[Items from a figure collection]
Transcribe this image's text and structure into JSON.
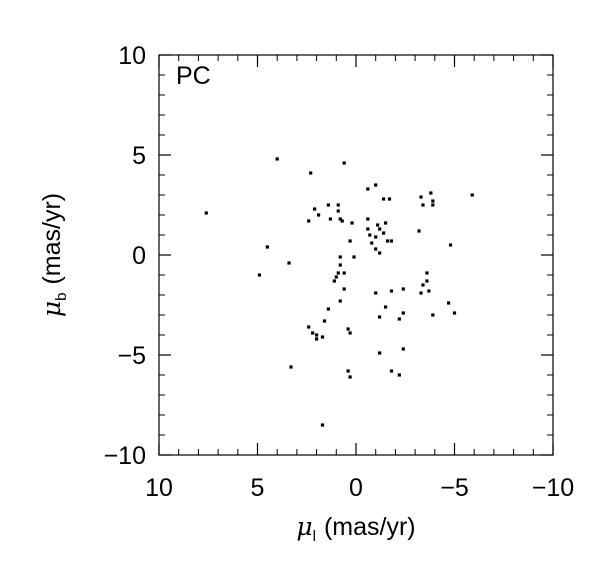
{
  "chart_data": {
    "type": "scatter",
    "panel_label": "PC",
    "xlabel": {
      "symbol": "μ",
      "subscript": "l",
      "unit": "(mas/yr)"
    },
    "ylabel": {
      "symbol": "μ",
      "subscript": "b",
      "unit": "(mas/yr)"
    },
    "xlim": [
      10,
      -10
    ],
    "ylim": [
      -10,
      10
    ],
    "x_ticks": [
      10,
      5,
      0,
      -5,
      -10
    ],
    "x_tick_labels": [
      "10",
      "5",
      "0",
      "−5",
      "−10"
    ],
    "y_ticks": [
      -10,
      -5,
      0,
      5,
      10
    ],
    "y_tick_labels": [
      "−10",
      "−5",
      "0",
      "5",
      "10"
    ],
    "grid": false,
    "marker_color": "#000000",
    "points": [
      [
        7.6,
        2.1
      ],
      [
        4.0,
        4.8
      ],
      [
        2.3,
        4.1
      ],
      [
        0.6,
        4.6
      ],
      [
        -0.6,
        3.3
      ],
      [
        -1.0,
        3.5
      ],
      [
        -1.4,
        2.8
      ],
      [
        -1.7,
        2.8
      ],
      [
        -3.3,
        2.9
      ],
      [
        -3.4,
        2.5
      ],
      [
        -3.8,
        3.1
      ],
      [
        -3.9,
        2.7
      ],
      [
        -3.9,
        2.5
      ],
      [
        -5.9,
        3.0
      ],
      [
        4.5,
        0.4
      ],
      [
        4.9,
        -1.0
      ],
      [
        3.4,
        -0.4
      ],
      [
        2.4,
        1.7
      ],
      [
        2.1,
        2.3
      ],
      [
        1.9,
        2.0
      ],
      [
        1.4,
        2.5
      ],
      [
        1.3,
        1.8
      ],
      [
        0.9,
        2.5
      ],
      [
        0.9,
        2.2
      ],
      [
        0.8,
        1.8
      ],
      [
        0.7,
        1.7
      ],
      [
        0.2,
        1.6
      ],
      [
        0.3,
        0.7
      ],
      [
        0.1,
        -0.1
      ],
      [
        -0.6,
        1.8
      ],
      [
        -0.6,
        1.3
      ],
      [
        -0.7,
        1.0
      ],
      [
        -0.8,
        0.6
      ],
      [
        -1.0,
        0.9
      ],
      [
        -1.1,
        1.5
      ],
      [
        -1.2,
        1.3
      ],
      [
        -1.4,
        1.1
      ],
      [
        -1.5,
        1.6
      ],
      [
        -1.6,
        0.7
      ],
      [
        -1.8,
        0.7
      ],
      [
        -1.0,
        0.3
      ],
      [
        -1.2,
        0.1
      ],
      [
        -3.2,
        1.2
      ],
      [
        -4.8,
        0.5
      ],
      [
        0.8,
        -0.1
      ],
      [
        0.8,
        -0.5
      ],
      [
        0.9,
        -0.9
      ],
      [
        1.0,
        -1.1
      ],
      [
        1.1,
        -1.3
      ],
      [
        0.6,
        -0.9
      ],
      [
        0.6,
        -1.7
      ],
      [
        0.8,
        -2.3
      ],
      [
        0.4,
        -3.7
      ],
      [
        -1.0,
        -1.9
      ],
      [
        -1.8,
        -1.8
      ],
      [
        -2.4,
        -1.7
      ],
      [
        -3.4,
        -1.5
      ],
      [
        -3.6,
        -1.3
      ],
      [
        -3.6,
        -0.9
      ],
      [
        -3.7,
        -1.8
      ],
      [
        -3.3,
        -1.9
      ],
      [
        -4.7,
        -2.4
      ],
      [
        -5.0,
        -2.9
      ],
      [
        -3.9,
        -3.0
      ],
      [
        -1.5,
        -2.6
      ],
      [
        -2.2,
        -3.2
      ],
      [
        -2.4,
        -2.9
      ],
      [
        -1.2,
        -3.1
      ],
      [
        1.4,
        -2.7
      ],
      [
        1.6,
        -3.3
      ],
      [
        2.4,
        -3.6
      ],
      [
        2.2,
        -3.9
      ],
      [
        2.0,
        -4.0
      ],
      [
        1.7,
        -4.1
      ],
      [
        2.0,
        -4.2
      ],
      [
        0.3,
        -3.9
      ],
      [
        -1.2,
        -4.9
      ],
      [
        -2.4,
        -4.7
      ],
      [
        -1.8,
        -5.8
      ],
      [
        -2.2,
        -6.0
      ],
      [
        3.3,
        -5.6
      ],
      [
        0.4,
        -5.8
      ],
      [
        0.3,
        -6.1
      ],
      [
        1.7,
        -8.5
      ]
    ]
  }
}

• [DIRECTIONS FOR THIS TASK]: Take the listing and print it again exactly, but without any pictures.

• [RESPONSE BELOW]:
Transcribe this image's text and structure into JSON.
{
  "chart_data": {
    "type": "scatter",
    "panel_label": "PC",
    "xlabel": {
      "symbol": "μ",
      "subscript": "l",
      "unit": "(mas/yr)"
    },
    "ylabel": {
      "symbol": "μ",
      "subscript": "b",
      "unit": "(mas/yr)"
    },
    "xlim": [
      10,
      -10
    ],
    "ylim": [
      -10,
      10
    ],
    "x_ticks": [
      10,
      5,
      0,
      -5,
      -10
    ],
    "x_tick_labels": [
      "10",
      "5",
      "0",
      "−5",
      "−10"
    ],
    "y_ticks": [
      -10,
      -5,
      0,
      5,
      10
    ],
    "y_tick_labels": [
      "−10",
      "−5",
      "0",
      "5",
      "10"
    ],
    "grid": false,
    "marker_color": "#000000",
    "points": [
      [
        7.6,
        2.1
      ],
      [
        4.0,
        4.8
      ],
      [
        2.3,
        4.1
      ],
      [
        0.6,
        4.6
      ],
      [
        -0.6,
        3.3
      ],
      [
        -1.0,
        3.5
      ],
      [
        -1.4,
        2.8
      ],
      [
        -1.7,
        2.8
      ],
      [
        -3.3,
        2.9
      ],
      [
        -3.4,
        2.5
      ],
      [
        -3.8,
        3.1
      ],
      [
        -3.9,
        2.7
      ],
      [
        -3.9,
        2.5
      ],
      [
        -5.9,
        3.0
      ],
      [
        4.5,
        0.4
      ],
      [
        4.9,
        -1.0
      ],
      [
        3.4,
        -0.4
      ],
      [
        2.4,
        1.7
      ],
      [
        2.1,
        2.3
      ],
      [
        1.9,
        2.0
      ],
      [
        1.4,
        2.5
      ],
      [
        1.3,
        1.8
      ],
      [
        0.9,
        2.5
      ],
      [
        0.9,
        2.2
      ],
      [
        0.8,
        1.8
      ],
      [
        0.7,
        1.7
      ],
      [
        0.2,
        1.6
      ],
      [
        0.3,
        0.7
      ],
      [
        0.1,
        -0.1
      ],
      [
        -0.6,
        1.8
      ],
      [
        -0.6,
        1.3
      ],
      [
        -0.7,
        1.0
      ],
      [
        -0.8,
        0.6
      ],
      [
        -1.0,
        0.9
      ],
      [
        -1.1,
        1.5
      ],
      [
        -1.2,
        1.3
      ],
      [
        -1.4,
        1.1
      ],
      [
        -1.5,
        1.6
      ],
      [
        -1.6,
        0.7
      ],
      [
        -1.8,
        0.7
      ],
      [
        -1.0,
        0.3
      ],
      [
        -1.2,
        0.1
      ],
      [
        -3.2,
        1.2
      ],
      [
        -4.8,
        0.5
      ],
      [
        0.8,
        -0.1
      ],
      [
        0.8,
        -0.5
      ],
      [
        0.9,
        -0.9
      ],
      [
        1.0,
        -1.1
      ],
      [
        1.1,
        -1.3
      ],
      [
        0.6,
        -0.9
      ],
      [
        0.6,
        -1.7
      ],
      [
        0.8,
        -2.3
      ],
      [
        0.4,
        -3.7
      ],
      [
        -1.0,
        -1.9
      ],
      [
        -1.8,
        -1.8
      ],
      [
        -2.4,
        -1.7
      ],
      [
        -3.4,
        -1.5
      ],
      [
        -3.6,
        -1.3
      ],
      [
        -3.6,
        -0.9
      ],
      [
        -3.7,
        -1.8
      ],
      [
        -3.3,
        -1.9
      ],
      [
        -4.7,
        -2.4
      ],
      [
        -5.0,
        -2.9
      ],
      [
        -3.9,
        -3.0
      ],
      [
        -1.5,
        -2.6
      ],
      [
        -2.2,
        -3.2
      ],
      [
        -2.4,
        -2.9
      ],
      [
        -1.2,
        -3.1
      ],
      [
        1.4,
        -2.7
      ],
      [
        1.6,
        -3.3
      ],
      [
        2.4,
        -3.6
      ],
      [
        2.2,
        -3.9
      ],
      [
        2.0,
        -4.0
      ],
      [
        1.7,
        -4.1
      ],
      [
        2.0,
        -4.2
      ],
      [
        0.3,
        -3.9
      ],
      [
        -1.2,
        -4.9
      ],
      [
        -2.4,
        -4.7
      ],
      [
        -1.8,
        -5.8
      ],
      [
        -2.2,
        -6.0
      ],
      [
        3.3,
        -5.6
      ],
      [
        0.4,
        -5.8
      ],
      [
        0.3,
        -6.1
      ],
      [
        1.7,
        -8.5
      ]
    ]
  }
}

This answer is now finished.